Do this: Filter the listing below, copying every line in which the word "государственных" appears.

[Data records]

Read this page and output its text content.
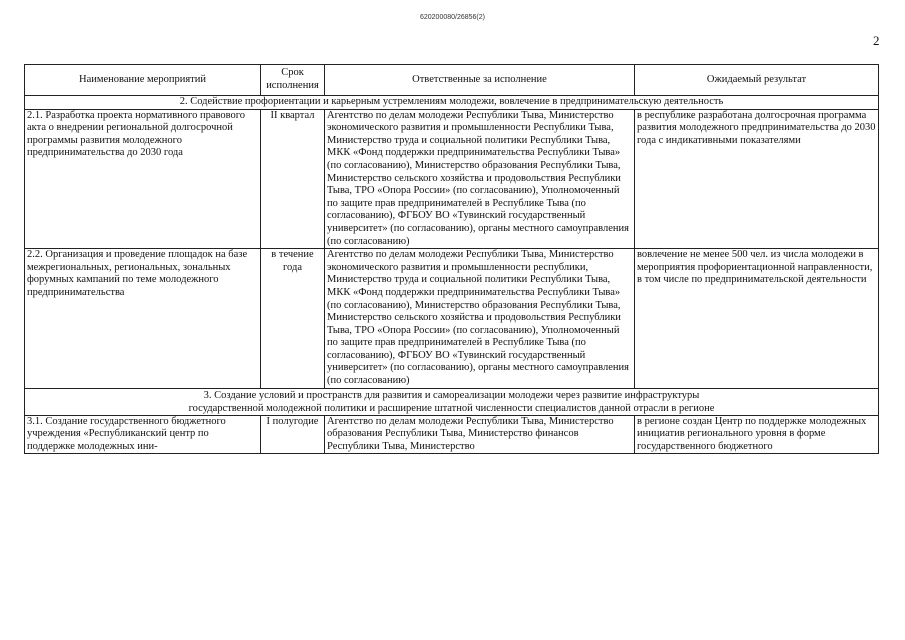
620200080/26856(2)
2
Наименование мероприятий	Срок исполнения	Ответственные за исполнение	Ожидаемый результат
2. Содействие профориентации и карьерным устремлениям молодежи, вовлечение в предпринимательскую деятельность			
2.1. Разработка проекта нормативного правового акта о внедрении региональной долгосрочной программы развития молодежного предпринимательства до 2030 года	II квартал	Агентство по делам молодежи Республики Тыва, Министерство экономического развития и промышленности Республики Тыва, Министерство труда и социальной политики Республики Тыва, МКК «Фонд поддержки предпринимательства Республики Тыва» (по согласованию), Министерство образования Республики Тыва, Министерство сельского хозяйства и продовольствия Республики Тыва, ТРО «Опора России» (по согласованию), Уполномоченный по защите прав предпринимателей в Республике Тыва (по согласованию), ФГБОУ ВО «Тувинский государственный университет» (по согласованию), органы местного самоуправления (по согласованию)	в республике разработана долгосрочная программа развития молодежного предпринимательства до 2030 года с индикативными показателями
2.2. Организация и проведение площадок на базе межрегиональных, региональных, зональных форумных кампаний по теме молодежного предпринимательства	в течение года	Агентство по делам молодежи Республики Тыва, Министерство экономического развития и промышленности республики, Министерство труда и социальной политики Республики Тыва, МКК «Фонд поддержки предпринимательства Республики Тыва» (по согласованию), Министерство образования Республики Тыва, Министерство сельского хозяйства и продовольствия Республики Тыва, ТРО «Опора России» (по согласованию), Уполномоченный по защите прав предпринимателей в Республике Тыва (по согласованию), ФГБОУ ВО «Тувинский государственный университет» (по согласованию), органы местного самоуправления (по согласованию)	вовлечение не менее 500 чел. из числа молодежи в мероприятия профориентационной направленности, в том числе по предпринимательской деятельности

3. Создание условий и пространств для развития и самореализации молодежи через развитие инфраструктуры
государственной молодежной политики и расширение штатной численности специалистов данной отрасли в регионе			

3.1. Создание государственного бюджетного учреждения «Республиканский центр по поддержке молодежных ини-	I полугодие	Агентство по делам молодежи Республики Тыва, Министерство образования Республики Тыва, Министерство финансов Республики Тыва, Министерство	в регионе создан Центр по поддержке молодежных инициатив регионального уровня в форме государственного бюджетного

--

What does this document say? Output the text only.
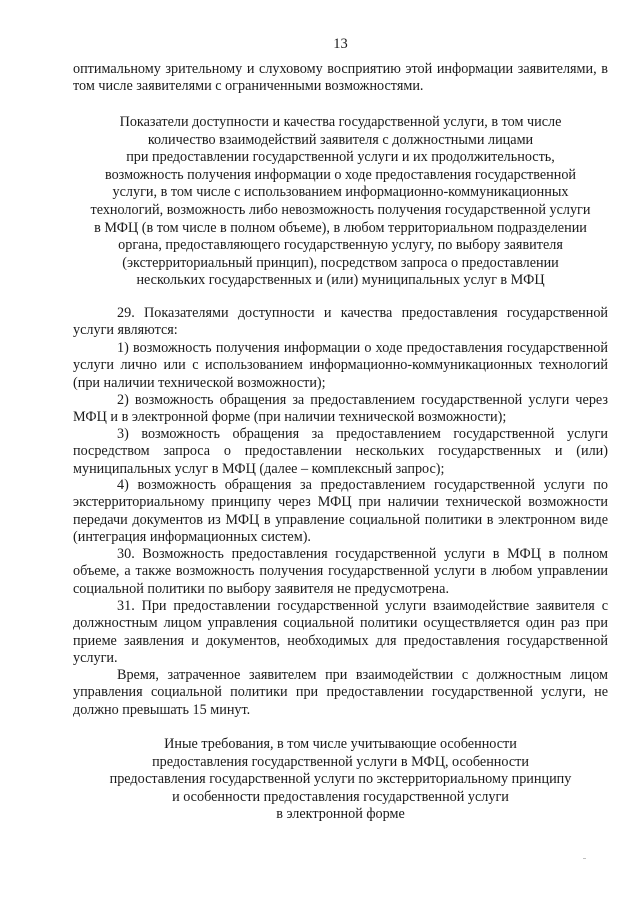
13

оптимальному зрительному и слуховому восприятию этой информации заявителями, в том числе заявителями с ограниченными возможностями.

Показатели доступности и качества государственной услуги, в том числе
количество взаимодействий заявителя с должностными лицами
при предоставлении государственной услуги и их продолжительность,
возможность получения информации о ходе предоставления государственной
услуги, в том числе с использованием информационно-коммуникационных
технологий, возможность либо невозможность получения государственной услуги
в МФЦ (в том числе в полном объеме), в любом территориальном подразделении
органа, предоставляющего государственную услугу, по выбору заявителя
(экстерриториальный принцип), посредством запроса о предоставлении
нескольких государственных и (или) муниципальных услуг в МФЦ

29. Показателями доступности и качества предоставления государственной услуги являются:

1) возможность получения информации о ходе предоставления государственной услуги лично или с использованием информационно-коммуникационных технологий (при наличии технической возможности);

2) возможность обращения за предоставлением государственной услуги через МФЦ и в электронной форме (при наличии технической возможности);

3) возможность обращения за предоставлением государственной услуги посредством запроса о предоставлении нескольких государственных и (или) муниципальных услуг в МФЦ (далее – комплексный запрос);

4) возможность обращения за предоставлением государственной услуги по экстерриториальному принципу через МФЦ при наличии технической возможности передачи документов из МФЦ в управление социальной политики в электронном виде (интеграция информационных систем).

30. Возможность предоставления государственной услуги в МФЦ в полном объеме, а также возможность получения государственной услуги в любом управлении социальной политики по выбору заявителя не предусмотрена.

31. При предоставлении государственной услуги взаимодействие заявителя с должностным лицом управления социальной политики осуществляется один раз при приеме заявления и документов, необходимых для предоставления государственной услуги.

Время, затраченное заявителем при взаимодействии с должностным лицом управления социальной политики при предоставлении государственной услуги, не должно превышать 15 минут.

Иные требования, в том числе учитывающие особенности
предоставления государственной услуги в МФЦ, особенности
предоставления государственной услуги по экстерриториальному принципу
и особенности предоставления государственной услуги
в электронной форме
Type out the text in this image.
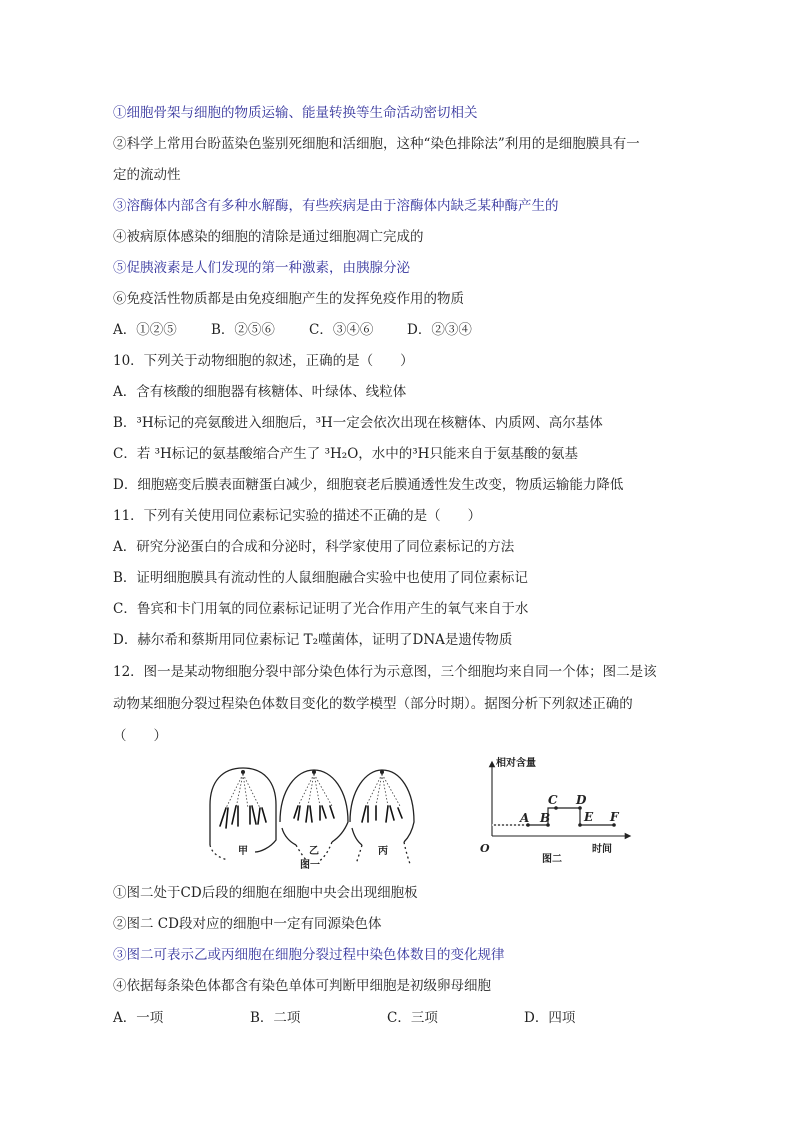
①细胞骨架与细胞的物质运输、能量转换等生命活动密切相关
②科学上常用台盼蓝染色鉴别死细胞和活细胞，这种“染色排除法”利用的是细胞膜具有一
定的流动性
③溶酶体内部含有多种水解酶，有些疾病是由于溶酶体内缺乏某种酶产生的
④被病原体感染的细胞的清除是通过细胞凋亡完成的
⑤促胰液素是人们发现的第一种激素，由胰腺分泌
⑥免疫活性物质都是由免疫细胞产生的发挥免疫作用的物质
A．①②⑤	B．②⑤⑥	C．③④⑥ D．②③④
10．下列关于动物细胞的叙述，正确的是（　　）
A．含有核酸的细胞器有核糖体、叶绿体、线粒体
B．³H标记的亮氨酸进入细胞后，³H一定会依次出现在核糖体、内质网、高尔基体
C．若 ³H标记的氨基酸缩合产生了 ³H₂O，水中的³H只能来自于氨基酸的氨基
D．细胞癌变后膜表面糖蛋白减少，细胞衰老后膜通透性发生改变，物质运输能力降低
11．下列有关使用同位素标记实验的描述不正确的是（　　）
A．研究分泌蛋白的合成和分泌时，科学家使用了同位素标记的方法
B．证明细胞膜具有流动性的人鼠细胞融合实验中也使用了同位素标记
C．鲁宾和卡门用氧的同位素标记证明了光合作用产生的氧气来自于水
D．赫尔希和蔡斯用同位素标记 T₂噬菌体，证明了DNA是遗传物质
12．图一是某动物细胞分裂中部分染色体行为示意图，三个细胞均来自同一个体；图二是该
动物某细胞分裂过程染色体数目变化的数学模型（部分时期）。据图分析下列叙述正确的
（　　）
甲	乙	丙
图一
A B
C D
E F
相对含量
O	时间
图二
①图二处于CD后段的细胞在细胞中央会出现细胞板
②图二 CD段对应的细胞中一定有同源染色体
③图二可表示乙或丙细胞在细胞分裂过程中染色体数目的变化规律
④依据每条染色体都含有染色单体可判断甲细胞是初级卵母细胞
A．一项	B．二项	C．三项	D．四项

Task solution:
нескольких государственных и (или) муниципальных услуг в МФЦ
3) возможность обращения за предоставлением государственной услуги посредством запроса о предоставлении нескольких государственных и (или) муниципальных услуг в МФЦ (далее – комплексный запрос);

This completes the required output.